# AIM:
Extract all of the entries and set them down verbatim.
— Begin —
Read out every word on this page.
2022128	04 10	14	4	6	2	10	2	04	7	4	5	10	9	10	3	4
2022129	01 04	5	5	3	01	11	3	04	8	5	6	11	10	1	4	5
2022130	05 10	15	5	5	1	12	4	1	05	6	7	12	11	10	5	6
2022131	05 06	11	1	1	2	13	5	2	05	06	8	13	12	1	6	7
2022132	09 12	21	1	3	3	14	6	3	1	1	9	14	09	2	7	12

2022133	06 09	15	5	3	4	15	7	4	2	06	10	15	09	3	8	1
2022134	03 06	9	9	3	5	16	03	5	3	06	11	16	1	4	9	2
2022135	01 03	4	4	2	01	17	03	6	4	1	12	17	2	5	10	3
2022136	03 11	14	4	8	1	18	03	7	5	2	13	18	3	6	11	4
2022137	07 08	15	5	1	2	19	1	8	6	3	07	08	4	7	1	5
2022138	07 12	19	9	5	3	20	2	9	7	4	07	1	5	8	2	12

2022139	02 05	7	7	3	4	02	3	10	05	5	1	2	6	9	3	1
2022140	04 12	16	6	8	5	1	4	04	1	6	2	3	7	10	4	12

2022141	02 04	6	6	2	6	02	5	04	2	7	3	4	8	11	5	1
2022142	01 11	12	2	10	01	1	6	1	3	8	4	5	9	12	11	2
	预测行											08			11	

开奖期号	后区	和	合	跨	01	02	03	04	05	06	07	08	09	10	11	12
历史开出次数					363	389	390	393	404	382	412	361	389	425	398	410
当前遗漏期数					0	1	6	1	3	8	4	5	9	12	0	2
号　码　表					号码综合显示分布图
— End —
# SOLUTION TO THE EXERCISE:
Read out every word on this page.
2022128	04 10	14	4	6	2	10	2	04	7	4	5	10	9	10	3	4
2022129	01 04	5	5	3	01	11	3	04	8	5	6	11	10	1	4	5
2022130	05 10	15	5	5	1	12	4	1	05	6	7	12	11	10	5	6
2022131	05 06	11	1	1	2	13	5	2	05	06	8	13	12	1	6	7
2022132	09 12	21	1	3	3	14	6	3	1	1	9	14	09	2	7	12

2022133	06 09	15	5	3	4	15	7	4	2	06	10	15	09	3	8	1
2022134	03 06	9	9	3	5	16	03	5	3	06	11	16	1	4	9	2
2022135	01 03	4	4	2	01	17	03	6	4	1	12	17	2	5	10	3
2022136	03 11	14	4	8	1	18	03	7	5	2	13	18	3	6	11	4
2022137	07 08	15	5	1	2	19	1	8	6	3	07	08	4	7	1	5
2022138	07 12	19	9	5	3	20	2	9	7	4	07	1	5	8	2	12

2022139	02 05	7	7	3	4	02	3	10	05	5	1	2	6	9	3	1
2022140	04 12	16	6	8	5	1	4	04	1	6	2	3	7	10	4	12

2022141	02 04	6	6	2	6	02	5	04	2	7	3	4	8	11	5	1
2022142	01 11	12	2	10	01	1	6	1	3	8	4	5	9	12	11	2
	预测行											08			11	

开奖期号	后区	和	合	跨	01	02	03	04	05	06	07	08	09	10	11	12
历史开出次数					363	389	390	393	404	382	412	361	389	425	398	410
当前遗漏期数					0	1	6	1	3	8	4	5	9	12	0	2
号　码　表					号码综合显示分布图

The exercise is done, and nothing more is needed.